Work required — Wherever the word "questione" shows up in a line, please copy that line.
* Begin *
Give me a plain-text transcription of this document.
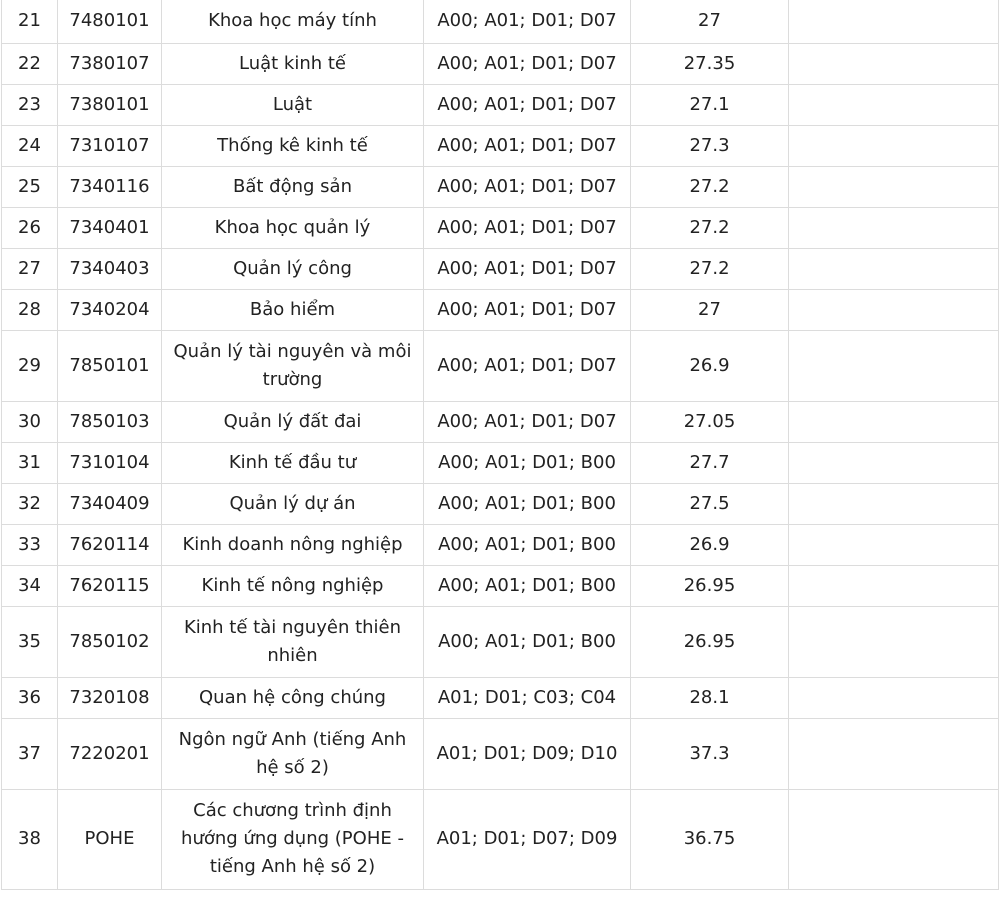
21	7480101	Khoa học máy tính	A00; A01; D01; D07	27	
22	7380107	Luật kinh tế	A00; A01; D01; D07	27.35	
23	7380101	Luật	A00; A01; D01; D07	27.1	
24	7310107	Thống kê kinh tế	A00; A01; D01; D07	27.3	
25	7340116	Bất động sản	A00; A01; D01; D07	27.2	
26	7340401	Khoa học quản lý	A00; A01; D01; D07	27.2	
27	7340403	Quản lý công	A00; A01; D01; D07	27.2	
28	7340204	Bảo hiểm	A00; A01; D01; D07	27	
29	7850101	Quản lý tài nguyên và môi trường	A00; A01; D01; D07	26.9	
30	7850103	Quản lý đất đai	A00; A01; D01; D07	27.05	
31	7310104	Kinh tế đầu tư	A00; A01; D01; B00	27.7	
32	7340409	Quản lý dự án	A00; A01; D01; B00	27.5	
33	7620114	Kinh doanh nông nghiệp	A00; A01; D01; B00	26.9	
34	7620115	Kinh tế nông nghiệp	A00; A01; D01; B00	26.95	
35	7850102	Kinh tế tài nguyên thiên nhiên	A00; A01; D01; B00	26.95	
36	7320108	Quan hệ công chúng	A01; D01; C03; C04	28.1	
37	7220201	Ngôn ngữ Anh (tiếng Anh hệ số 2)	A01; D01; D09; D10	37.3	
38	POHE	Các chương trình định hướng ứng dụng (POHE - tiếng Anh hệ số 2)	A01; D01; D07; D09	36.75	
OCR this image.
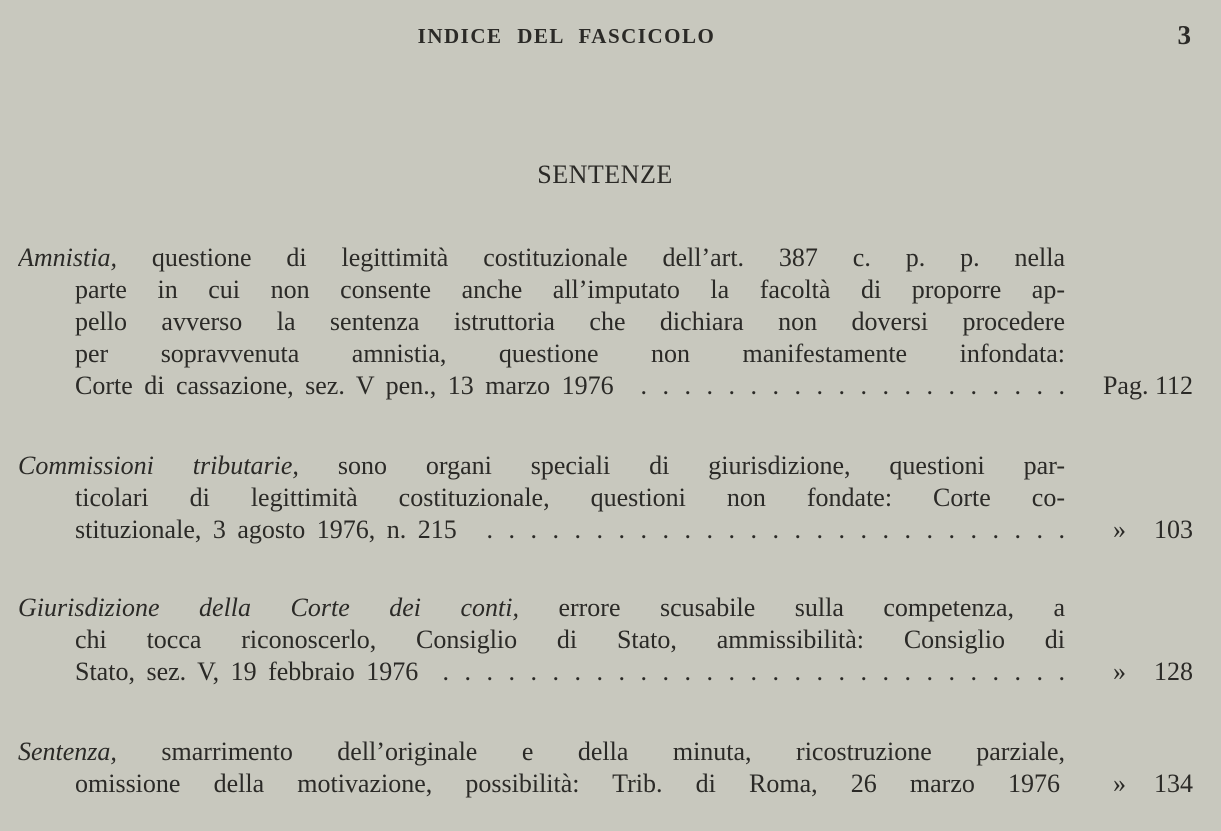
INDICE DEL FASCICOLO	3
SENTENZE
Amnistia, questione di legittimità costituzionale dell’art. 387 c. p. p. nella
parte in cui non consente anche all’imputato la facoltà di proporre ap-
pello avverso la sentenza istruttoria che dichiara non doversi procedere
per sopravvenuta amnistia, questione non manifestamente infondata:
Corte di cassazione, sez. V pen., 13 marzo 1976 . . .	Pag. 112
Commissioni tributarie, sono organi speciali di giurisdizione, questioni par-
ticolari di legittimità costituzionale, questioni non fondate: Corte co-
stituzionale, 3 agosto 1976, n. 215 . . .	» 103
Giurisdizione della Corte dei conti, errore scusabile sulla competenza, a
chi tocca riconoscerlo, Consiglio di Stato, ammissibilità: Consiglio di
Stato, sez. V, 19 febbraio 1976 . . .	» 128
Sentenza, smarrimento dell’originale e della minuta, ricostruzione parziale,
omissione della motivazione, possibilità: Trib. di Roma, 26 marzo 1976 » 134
* End *
Result of this task —
Amnistia, questione di legittimità costituzionale dell’art. 387 c. p. p. nella
per sopravvenuta amnistia, questione non manifestamente infondata:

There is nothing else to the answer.